**Raw data**

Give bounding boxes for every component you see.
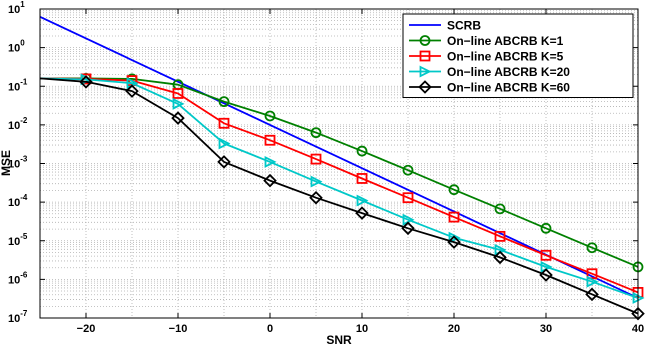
data-point bbox=[494, 203, 506, 215]
data-point bbox=[402, 164, 414, 176]
data-point bbox=[79, 75, 93, 89]
data-point bbox=[631, 306, 645, 321]
legend-entry: On−line ABCRB K=20 bbox=[409, 65, 570, 79]
legend-entry: On−line ABCRB K=1 bbox=[409, 34, 564, 48]
series-line bbox=[39, 77, 639, 315]
data-point bbox=[171, 111, 185, 125]
series-line bbox=[39, 15, 639, 299]
x-tick-label: 10 bbox=[356, 323, 368, 335]
x-tick-label: −20 bbox=[77, 323, 96, 335]
y-tick-label: 10-3 bbox=[8, 155, 28, 171]
x-tick-label: 30 bbox=[540, 323, 552, 335]
data-point bbox=[310, 127, 322, 139]
legend-entry: On−line ABCRB K=5 bbox=[409, 50, 564, 64]
x-tick-label: 0 bbox=[267, 323, 273, 335]
data-point bbox=[493, 250, 507, 265]
x-tick-label: −10 bbox=[169, 323, 188, 335]
legend-marker bbox=[419, 50, 431, 62]
data-point bbox=[172, 88, 184, 99]
y-axis-title: MSE bbox=[0, 150, 13, 176]
data-point bbox=[356, 194, 369, 207]
data-point bbox=[539, 268, 553, 282]
data-point bbox=[356, 173, 368, 184]
y-tick-label: 10-5 bbox=[8, 232, 28, 248]
data-point bbox=[585, 287, 599, 302]
data-point bbox=[448, 184, 460, 196]
data-point bbox=[494, 230, 506, 242]
series-line bbox=[39, 77, 639, 294]
legend-label: On−line ABCRB K=20 bbox=[447, 65, 570, 79]
legend-marker bbox=[419, 65, 432, 78]
legend-marker bbox=[419, 35, 431, 46]
series-line bbox=[40, 77, 639, 268]
legend-box bbox=[402, 13, 634, 98]
data-point bbox=[586, 242, 598, 254]
x-tick-label: 40 bbox=[632, 323, 644, 335]
data-point bbox=[402, 192, 414, 204]
data-point bbox=[264, 134, 276, 146]
data-point bbox=[217, 155, 231, 169]
legend-label: On−line ABCRB K=5 bbox=[447, 50, 564, 64]
x-tick-label: 20 bbox=[448, 323, 460, 335]
data-point bbox=[309, 190, 323, 205]
y-tick-label: 101 bbox=[8, 0, 25, 16]
data-point bbox=[540, 222, 552, 234]
y-tick-label: 10-1 bbox=[8, 77, 28, 93]
data-point bbox=[263, 173, 277, 188]
legend-label: On−line ABCRB K=1 bbox=[447, 34, 564, 48]
legend-entry: SCRB bbox=[409, 19, 481, 33]
y-tick-label: 10-7 bbox=[8, 309, 28, 325]
y-tick-label: 10-6 bbox=[8, 270, 28, 286]
legend-label: SCRB bbox=[447, 19, 481, 33]
data-point bbox=[540, 249, 552, 261]
data-point bbox=[310, 175, 323, 188]
y-tick-label: 10-2 bbox=[8, 116, 28, 132]
x-axis-title: SNR bbox=[326, 333, 352, 347]
legend-marker bbox=[418, 80, 432, 94]
data-point bbox=[355, 206, 369, 220]
ticks: −20 −10 0 10 20 30 40 10-7 10-6 10-5 10-4 10-3 10-2 1… bbox=[8, 0, 644, 335]
data-point bbox=[218, 117, 230, 129]
series-scrb bbox=[39, 15, 639, 299]
data-point bbox=[172, 97, 185, 110]
data-point bbox=[264, 110, 276, 122]
data-point bbox=[218, 96, 230, 108]
y-tick-label: 100 bbox=[8, 39, 25, 55]
series-line bbox=[39, 77, 639, 299]
data-point bbox=[586, 275, 599, 288]
data-point bbox=[264, 155, 277, 168]
data-point bbox=[401, 221, 415, 236]
data-point bbox=[356, 145, 368, 157]
data-point bbox=[125, 84, 139, 98]
series-on-line-abcrb-k-60 bbox=[39, 75, 645, 321]
data-point bbox=[586, 268, 598, 280]
series-layer bbox=[39, 15, 645, 321]
y-tick-label: 10-4 bbox=[8, 193, 28, 209]
data-point bbox=[447, 235, 461, 249]
legend-label: On−line ABCRB K=60 bbox=[447, 81, 570, 95]
data-point bbox=[448, 211, 460, 223]
data-point bbox=[310, 153, 322, 165]
legend-entry: On−line ABCRB K=60 bbox=[409, 80, 570, 95]
data-point bbox=[218, 137, 231, 150]
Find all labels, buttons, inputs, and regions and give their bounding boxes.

**Goal of the exercise**
Tally the lines in the listing above that contain the word "marker". Case counts, and your answer should be only the number.

**Written solution**
4